↓

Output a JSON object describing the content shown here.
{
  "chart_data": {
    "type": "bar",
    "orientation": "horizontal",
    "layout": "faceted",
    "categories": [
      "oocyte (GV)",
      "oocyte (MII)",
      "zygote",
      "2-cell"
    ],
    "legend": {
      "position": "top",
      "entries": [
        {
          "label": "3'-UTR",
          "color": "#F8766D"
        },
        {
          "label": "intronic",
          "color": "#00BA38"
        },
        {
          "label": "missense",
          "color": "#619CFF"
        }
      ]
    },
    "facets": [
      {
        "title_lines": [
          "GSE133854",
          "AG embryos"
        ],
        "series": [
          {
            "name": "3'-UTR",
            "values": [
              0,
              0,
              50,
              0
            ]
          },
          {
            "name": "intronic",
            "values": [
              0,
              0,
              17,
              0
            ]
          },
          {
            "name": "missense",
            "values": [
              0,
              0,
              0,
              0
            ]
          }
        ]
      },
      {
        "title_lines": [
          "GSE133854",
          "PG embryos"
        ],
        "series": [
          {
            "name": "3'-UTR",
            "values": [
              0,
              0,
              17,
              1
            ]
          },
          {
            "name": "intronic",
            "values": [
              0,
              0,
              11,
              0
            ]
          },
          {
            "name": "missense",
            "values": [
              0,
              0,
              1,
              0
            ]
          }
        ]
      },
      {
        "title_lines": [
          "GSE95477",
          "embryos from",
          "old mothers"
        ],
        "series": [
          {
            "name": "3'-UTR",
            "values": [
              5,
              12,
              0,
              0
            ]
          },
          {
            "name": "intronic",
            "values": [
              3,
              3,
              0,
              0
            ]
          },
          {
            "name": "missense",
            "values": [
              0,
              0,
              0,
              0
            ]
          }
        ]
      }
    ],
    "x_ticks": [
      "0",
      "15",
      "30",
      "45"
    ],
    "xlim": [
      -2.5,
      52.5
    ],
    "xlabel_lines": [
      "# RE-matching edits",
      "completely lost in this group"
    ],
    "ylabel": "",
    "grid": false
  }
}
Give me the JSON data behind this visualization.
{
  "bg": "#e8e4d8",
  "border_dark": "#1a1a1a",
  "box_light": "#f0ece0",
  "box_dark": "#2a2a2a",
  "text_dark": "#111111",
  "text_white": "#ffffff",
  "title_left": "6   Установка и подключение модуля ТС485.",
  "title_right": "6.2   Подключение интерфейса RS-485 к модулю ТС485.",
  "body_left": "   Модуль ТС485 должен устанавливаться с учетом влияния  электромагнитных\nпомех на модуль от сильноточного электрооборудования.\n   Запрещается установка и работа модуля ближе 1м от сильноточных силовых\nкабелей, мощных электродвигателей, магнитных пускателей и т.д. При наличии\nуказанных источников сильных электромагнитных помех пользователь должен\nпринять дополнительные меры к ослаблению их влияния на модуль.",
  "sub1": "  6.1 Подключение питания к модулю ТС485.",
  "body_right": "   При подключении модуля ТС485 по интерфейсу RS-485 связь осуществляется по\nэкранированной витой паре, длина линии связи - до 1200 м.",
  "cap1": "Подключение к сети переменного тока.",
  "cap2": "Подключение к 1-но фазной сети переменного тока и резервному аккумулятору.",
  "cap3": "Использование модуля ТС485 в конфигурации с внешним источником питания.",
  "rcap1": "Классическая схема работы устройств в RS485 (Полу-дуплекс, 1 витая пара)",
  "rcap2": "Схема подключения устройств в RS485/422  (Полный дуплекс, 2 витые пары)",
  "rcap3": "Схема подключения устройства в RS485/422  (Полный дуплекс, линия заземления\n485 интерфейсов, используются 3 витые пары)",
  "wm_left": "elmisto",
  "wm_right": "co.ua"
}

↑

Count every line above that holds the word "витые", and state the number and nothing more.

2